# Fly-by smap



## vaiopup (May 11, 2010)

Hi 

How you guys doing?
Hope y'all are still crunching hard


----------



## hat (May 11, 2010)

Hello sir.

Yep, crunching harder than ever before. We can produce 2 million points per day by ourselves now


----------



## [Ion] (May 11, 2010)

We're still doing great, glad to see you!


----------



## Chicken Patty (May 16, 2010)

holy crap, didn't see pup swing by.  Although I already greeted you, i'll do it again.  Nice to see you here pup 

Where's the mousie?  She ain't stopping by this time?


----------



## vaiopup (May 16, 2010)

Only 2 mil?

Slackers 

Good work folks 

Mousie?........Base Camp?.........No idea.

Doing my own thing.

Best wishes to Stan.


----------



## Chicken Patty (May 16, 2010)

vaiopup said:


> Only 2 mil?
> 
> Slackers
> 
> ...



Sorry pup, didn't know you were doing your own thing.  Anyways, thanks for stopping by though bro


----------



## vaiopup (May 16, 2010)

Wow, been back a day and no infractions?

WTF......mods on vacation?


----------



## Chicken Patty (May 17, 2010)

vaiopup said:


> Wow, been back a day and no infractions?
> 
> WTF......mods on vacation?



Hey, mods need vacation too you know!


----------

- **DATA EXCERPT**
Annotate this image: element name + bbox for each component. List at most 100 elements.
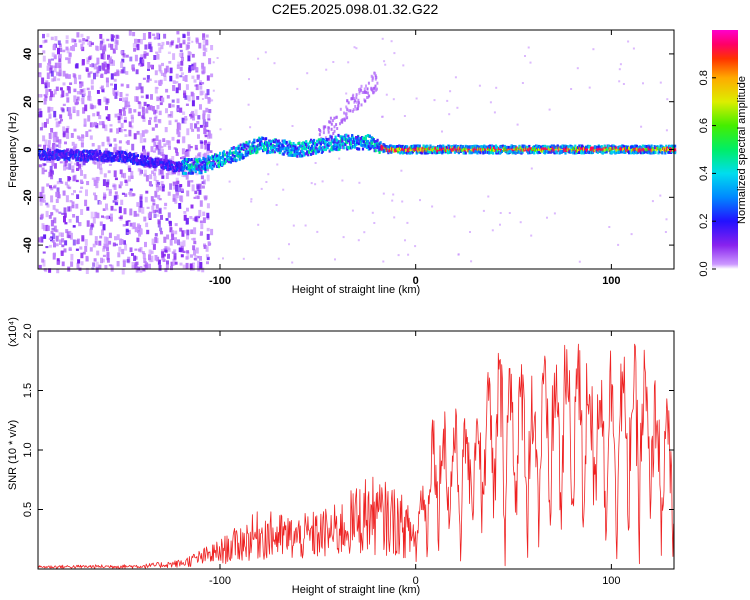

- **SHORT EXERCISE 1**
Retype the portion of the forum thread between "## hat (May" and "to see you!", inclusive.
- **SHORT EXERCISE 2**
Summarize the forum thread in two sentences.

- **EXERCISE RESULT 1**
## hat (May 11, 2010)

Hello sir.

Yep, crunching harder than ever before. We can produce 2 million points per day by ourselves now


----------



## [Ion] (May 11, 2010)

We're still doing great, glad to see you!

- **EXERCISE RESULT 2**
A returning member named vaiopup asks whether everyone is still crunching, and hat replies that the group is crunching harder than ever and can produce 2 million points per day, while [Ion] and Chicken Patty also welcome the visitor. vaiopup jokingly calls them slackers for making only 2 million, says they are doing their own thing, sends best wishes to Stan, and teases about the mods being on vacation, to which Chicken Patty replies that mods need vacation too.